- _REQUIREMENTS_
Count every line of these entries that holds the word "pastures", and reply with the number only.

[MATERIAL PROVIDED start]

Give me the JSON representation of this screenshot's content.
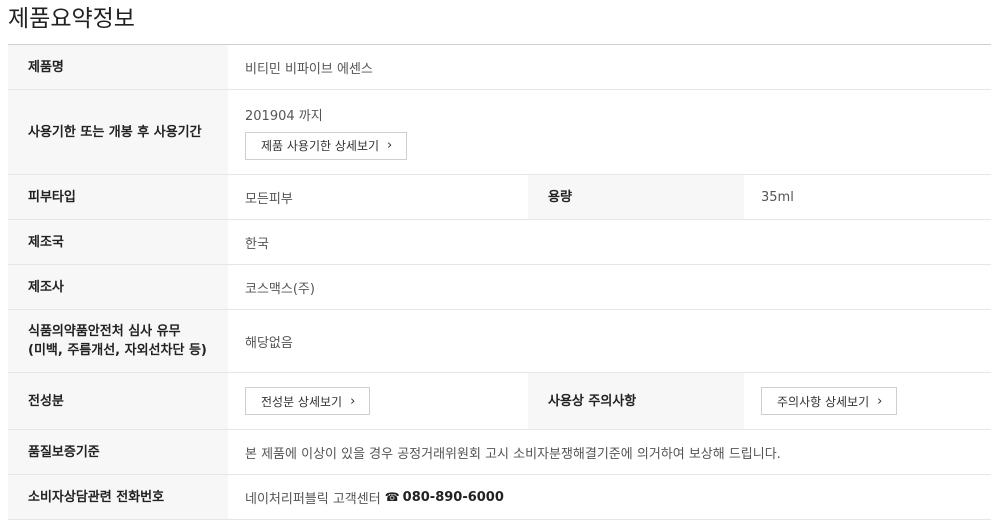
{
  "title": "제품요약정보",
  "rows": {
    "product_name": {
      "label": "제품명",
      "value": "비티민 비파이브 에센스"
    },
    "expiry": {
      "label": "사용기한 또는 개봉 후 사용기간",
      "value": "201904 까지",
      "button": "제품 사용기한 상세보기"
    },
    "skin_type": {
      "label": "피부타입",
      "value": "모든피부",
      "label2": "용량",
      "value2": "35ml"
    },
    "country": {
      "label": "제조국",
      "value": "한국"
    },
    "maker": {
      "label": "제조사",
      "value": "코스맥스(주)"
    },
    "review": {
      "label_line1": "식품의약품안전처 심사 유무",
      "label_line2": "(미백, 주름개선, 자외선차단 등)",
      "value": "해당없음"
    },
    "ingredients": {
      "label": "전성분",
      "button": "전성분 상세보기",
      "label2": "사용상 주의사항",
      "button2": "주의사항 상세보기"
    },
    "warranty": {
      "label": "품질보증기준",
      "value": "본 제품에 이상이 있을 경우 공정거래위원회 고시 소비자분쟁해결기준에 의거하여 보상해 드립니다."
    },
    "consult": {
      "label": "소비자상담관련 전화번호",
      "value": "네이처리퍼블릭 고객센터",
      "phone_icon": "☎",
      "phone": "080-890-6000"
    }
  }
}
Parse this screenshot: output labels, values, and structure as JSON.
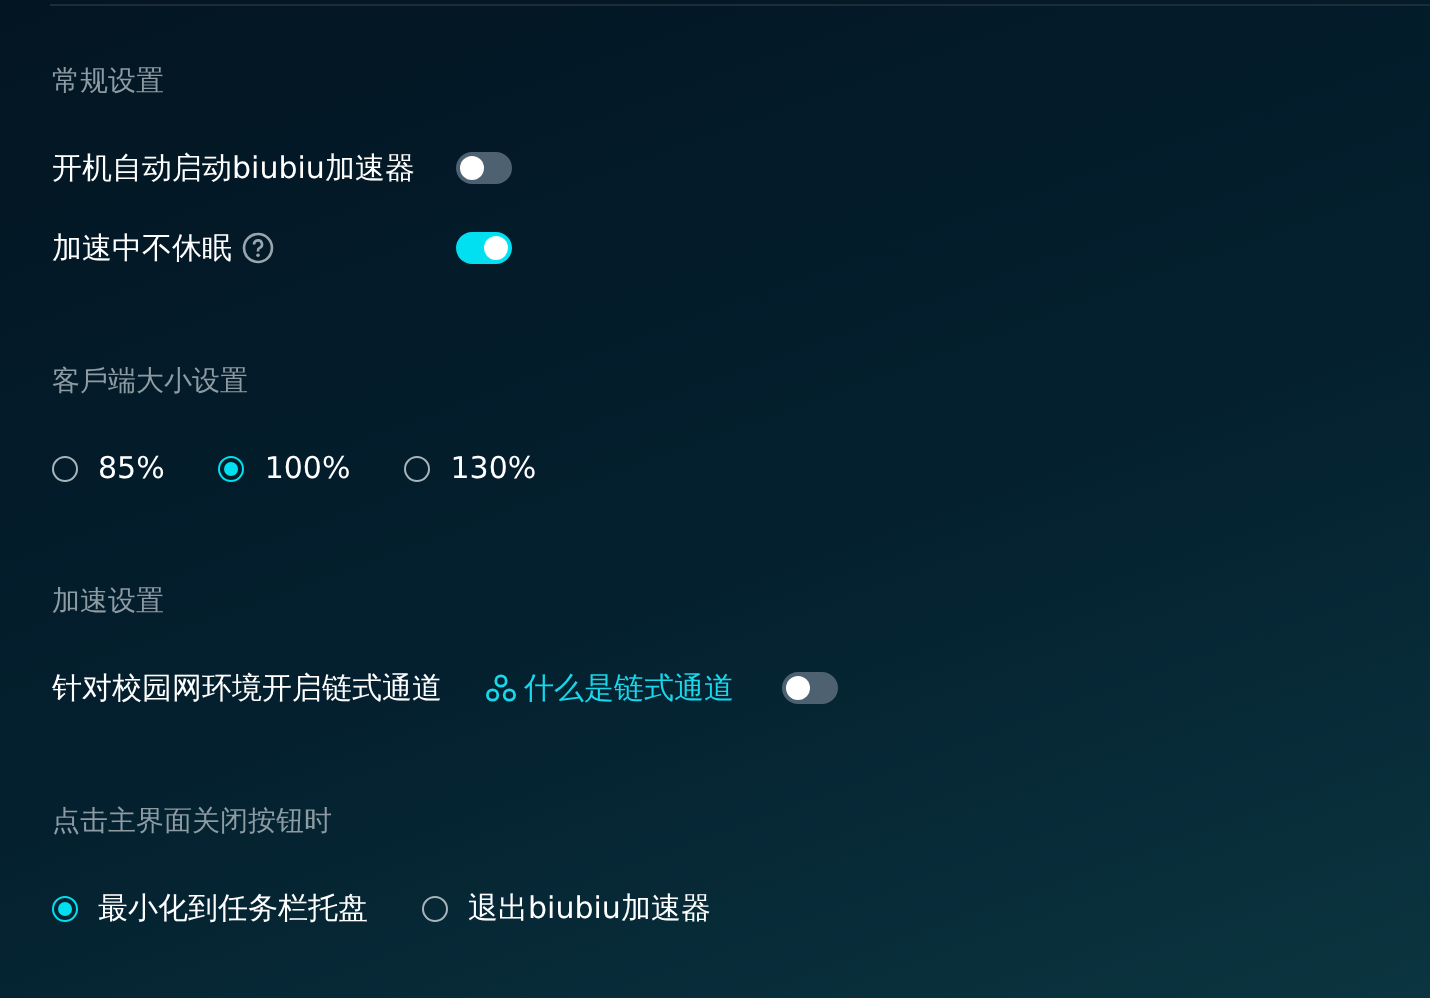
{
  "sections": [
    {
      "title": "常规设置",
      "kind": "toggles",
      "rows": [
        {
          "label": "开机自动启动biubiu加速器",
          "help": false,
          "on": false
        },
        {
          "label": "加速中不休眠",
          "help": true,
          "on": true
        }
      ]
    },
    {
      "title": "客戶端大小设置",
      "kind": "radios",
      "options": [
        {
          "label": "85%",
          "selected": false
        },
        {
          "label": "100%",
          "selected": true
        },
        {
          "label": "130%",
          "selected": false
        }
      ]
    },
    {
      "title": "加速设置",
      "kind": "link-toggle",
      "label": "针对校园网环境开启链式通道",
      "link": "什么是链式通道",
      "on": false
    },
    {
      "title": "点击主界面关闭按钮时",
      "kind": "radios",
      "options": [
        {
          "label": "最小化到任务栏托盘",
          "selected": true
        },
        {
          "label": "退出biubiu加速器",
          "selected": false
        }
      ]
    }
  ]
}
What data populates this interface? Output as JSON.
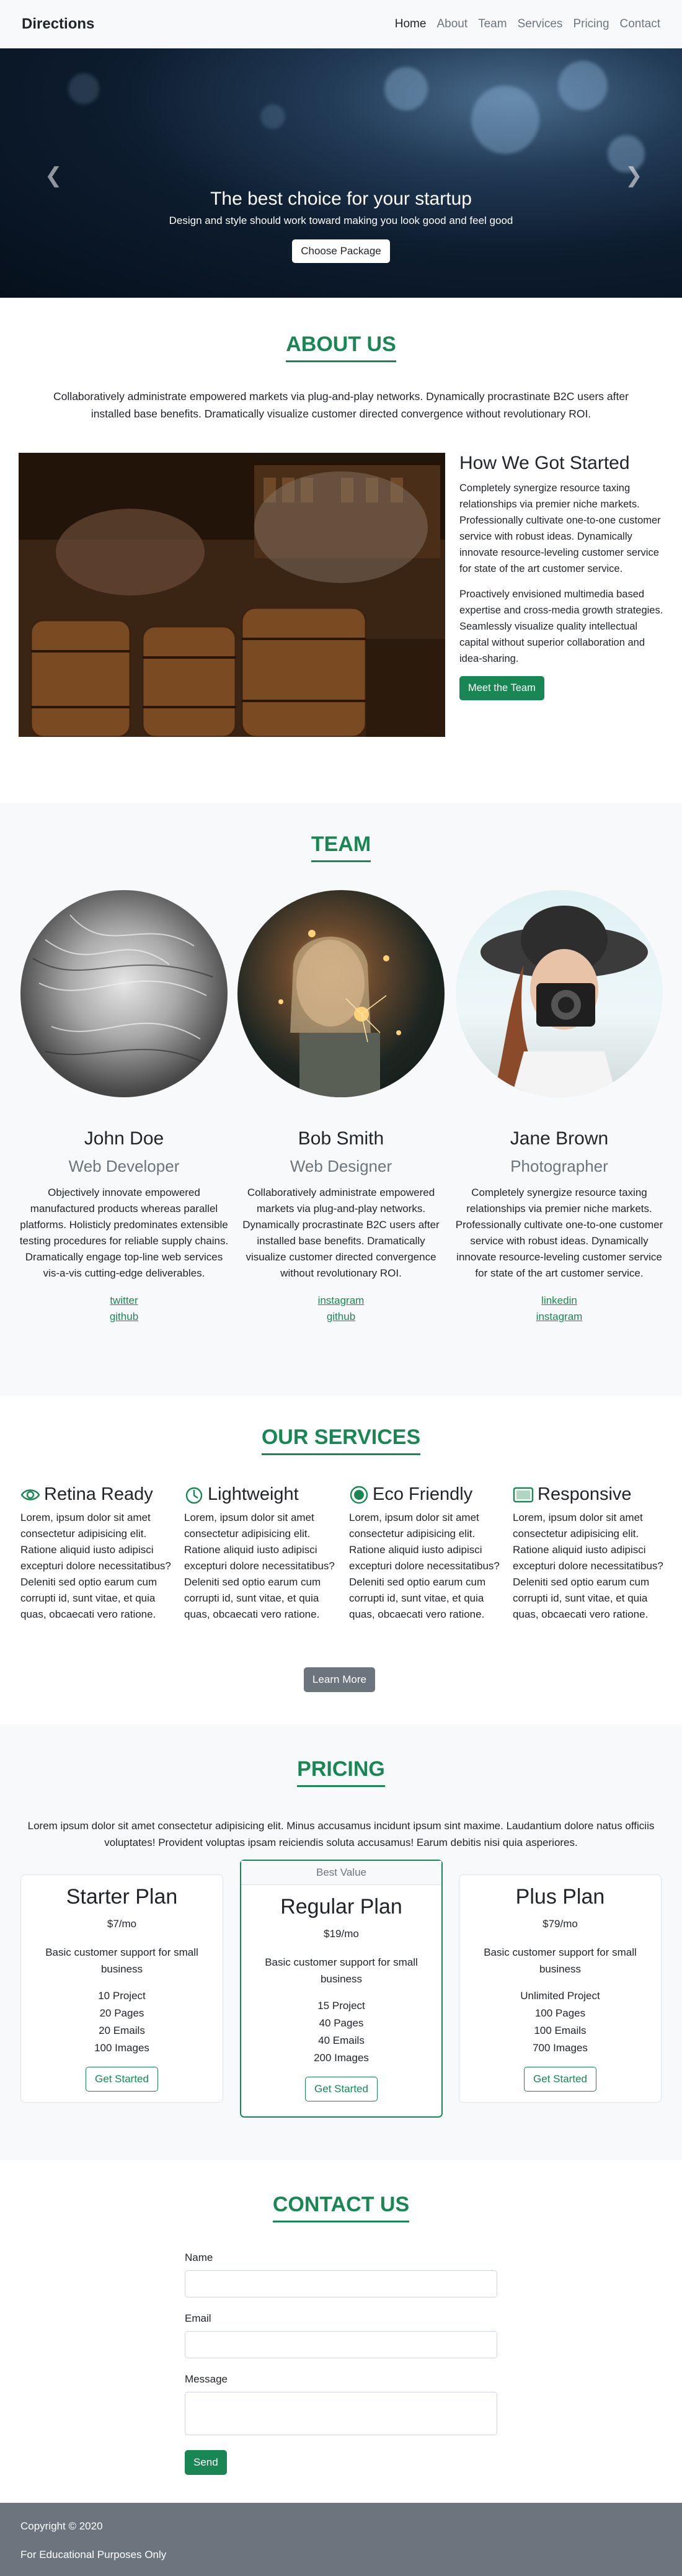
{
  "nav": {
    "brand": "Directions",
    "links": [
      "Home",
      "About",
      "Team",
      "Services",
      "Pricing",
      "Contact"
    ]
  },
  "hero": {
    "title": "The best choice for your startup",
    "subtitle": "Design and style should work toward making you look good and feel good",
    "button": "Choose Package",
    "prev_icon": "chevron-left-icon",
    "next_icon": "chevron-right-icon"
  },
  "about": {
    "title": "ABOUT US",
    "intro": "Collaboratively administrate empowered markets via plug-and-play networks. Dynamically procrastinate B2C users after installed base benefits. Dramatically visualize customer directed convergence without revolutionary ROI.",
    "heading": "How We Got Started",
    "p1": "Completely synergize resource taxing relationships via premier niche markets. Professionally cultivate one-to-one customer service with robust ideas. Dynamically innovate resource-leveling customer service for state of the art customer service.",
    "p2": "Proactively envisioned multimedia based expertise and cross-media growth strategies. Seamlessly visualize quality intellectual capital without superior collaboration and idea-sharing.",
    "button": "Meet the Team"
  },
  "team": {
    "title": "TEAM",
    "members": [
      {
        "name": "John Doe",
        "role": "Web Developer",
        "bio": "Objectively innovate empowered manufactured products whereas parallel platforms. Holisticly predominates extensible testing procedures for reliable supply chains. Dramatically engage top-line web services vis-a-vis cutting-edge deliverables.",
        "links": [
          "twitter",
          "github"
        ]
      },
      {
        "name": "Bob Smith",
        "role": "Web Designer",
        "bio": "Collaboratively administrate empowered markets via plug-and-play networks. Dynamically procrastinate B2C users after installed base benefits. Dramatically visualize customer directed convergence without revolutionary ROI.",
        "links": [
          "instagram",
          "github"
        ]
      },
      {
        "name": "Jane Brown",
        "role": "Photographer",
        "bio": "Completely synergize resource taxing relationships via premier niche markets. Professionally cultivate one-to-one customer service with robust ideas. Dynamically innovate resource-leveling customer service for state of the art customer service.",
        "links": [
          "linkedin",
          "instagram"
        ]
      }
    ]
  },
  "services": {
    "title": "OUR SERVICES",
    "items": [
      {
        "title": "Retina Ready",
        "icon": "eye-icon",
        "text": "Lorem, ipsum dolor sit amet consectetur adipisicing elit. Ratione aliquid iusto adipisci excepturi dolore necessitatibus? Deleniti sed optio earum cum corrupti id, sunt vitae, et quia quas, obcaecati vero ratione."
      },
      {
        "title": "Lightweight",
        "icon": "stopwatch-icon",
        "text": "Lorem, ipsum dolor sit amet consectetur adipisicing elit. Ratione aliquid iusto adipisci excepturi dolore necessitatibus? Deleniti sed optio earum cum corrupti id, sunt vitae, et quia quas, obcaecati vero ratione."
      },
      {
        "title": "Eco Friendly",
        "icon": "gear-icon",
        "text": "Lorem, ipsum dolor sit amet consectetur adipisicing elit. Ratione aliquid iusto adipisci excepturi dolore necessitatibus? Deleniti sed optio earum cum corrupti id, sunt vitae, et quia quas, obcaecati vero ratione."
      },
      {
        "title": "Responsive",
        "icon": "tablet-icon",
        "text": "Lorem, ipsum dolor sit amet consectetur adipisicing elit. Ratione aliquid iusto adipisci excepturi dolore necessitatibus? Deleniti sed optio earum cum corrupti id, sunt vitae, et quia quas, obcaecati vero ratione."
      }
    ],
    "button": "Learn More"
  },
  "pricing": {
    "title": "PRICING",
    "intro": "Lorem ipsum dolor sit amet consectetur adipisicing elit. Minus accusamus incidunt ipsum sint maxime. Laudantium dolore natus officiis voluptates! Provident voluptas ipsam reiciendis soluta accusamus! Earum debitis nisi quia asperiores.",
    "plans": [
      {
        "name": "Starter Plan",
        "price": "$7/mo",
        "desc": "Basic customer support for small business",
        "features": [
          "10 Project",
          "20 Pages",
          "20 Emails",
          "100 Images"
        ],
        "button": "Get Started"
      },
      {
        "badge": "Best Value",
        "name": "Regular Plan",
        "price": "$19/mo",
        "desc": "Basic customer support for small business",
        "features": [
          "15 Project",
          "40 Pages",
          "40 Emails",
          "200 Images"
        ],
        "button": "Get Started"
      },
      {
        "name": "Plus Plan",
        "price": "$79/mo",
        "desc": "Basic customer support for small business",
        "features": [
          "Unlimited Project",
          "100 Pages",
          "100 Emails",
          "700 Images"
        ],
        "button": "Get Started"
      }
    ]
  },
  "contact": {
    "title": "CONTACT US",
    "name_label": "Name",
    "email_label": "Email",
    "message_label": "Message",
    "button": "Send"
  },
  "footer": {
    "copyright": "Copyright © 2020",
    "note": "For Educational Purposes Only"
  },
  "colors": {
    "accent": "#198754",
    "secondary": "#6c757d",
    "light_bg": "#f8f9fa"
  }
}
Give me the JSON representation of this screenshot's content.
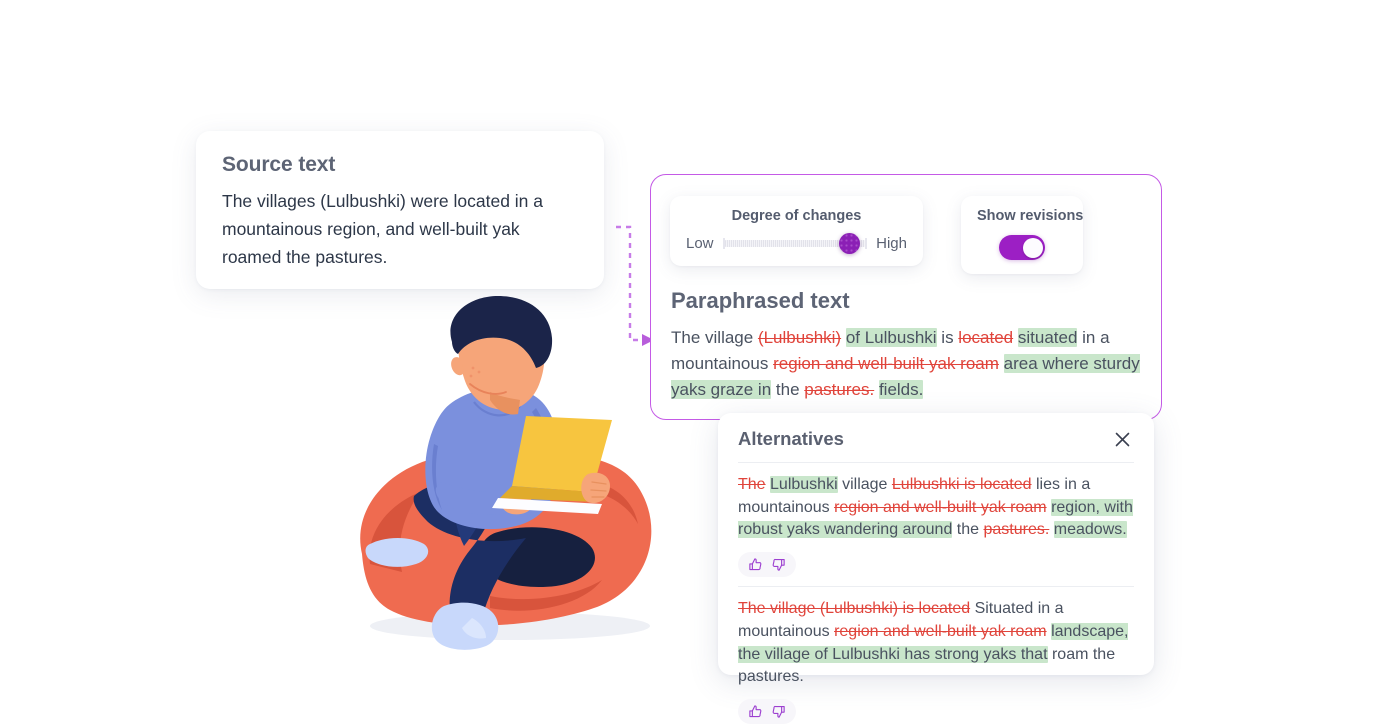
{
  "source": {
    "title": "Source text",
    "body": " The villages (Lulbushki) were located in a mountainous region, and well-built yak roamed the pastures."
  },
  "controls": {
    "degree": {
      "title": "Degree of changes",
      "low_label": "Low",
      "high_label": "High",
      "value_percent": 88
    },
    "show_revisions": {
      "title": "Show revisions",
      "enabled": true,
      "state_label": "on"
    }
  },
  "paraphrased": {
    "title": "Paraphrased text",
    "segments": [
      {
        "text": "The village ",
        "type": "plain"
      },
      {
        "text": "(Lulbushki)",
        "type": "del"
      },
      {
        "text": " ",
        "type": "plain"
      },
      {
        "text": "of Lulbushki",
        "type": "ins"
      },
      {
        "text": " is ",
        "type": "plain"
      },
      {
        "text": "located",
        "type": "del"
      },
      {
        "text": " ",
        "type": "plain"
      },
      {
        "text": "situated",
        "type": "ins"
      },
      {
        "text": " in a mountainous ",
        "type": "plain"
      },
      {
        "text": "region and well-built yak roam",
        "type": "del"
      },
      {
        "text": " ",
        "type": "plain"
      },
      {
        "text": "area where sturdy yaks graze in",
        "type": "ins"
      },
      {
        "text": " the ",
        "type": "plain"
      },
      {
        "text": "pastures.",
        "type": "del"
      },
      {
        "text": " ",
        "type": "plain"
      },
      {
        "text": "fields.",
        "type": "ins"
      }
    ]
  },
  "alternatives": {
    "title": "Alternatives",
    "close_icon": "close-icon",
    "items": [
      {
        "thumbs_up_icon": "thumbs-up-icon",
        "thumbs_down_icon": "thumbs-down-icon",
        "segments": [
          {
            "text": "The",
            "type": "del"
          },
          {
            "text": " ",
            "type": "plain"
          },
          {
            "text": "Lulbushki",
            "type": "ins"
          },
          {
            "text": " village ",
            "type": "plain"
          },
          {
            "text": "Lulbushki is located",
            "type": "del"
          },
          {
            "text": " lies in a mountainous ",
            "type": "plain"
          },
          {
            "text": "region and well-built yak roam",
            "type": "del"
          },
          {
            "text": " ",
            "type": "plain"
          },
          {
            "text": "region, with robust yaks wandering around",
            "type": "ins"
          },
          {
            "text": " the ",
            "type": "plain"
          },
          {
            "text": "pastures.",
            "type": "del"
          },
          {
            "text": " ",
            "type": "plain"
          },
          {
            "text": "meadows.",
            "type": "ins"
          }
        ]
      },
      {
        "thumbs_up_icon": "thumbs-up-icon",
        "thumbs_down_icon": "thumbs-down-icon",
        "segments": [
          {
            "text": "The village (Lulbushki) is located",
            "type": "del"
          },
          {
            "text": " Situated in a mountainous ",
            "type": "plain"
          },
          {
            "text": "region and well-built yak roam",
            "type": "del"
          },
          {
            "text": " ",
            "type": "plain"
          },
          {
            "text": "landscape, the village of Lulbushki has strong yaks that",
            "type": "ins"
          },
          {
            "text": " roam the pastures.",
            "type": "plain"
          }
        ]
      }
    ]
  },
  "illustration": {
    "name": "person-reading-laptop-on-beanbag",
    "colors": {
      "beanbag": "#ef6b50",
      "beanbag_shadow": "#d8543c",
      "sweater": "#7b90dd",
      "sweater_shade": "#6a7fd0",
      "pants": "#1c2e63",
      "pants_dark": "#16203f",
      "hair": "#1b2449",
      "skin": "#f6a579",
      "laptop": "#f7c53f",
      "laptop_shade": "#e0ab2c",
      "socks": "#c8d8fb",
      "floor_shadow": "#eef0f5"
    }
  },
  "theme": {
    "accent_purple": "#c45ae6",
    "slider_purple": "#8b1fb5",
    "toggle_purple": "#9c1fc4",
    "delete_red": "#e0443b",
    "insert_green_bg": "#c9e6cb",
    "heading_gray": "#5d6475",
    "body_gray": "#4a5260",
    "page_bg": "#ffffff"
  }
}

[MATERIAL PROVIDED end]

- _OUTPUT_
4